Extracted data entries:

=-=-=-=-=

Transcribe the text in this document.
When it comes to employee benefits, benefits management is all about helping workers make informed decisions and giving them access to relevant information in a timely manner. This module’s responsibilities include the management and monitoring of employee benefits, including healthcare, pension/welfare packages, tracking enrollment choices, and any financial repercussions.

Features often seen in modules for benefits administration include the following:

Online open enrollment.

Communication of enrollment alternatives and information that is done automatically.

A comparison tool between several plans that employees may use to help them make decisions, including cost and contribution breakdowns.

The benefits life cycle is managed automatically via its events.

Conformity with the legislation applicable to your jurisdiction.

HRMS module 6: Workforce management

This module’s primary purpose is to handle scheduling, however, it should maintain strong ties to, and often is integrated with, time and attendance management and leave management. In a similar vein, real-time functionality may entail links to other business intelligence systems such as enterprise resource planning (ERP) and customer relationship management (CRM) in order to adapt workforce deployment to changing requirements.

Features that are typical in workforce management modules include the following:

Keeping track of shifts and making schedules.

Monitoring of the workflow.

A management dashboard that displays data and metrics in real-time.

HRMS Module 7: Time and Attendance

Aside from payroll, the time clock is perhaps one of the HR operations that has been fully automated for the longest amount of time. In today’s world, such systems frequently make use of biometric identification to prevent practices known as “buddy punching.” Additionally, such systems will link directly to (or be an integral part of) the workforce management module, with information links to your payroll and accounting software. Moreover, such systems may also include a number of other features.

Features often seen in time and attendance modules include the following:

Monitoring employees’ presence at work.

=-=-=-=-=

- [Directions for this task]:
Could you quote the material above in full, exactly as it stands?

- [Result for this task]:
Transcribe the text in this document.
When it comes to employee benefits, benefits management is all about helping workers make informed decisions and giving them access to relevant information in a timely manner. This module’s responsibilities include the management and monitoring of employee benefits, including healthcare, pension/welfare packages, tracking enrollment choices, and any financial repercussions.

Features often seen in modules for benefits administration include the following:

Online open enrollment.

Communication of enrollment alternatives and information that is done automatically.

A comparison tool between several plans that employees may use to help them make decisions, including cost and contribution breakdowns.

The benefits life cycle is managed automatically via its events.

Conformity with the legislation applicable to your jurisdiction.

HRMS module 6: Workforce management

This module’s primary purpose is to handle scheduling, however, it should maintain strong ties to, and often is integrated with, time and attendance management and leave management. In a similar vein, real-time functionality may entail links to other business intelligence systems such as enterprise resource planning (ERP) and customer relationship management (CRM) in order to adapt workforce deployment to changing requirements.

Features that are typical in workforce management modules include the following:

Keeping track of shifts and making schedules.

Monitoring of the workflow.

A management dashboard that displays data and metrics in real-time.

HRMS Module 7: Time and Attendance

Aside from payroll, the time clock is perhaps one of the HR operations that has been fully automated for the longest amount of time. In today’s world, such systems frequently make use of biometric identification to prevent practices known as “buddy punching.” Additionally, such systems will link directly to (or be an integral part of) the workforce management module, with information links to your payroll and accounting software. Moreover, such systems may also include a number of other features.

Features often seen in time and attendance modules include the following:

Monitoring employees’ presence at work.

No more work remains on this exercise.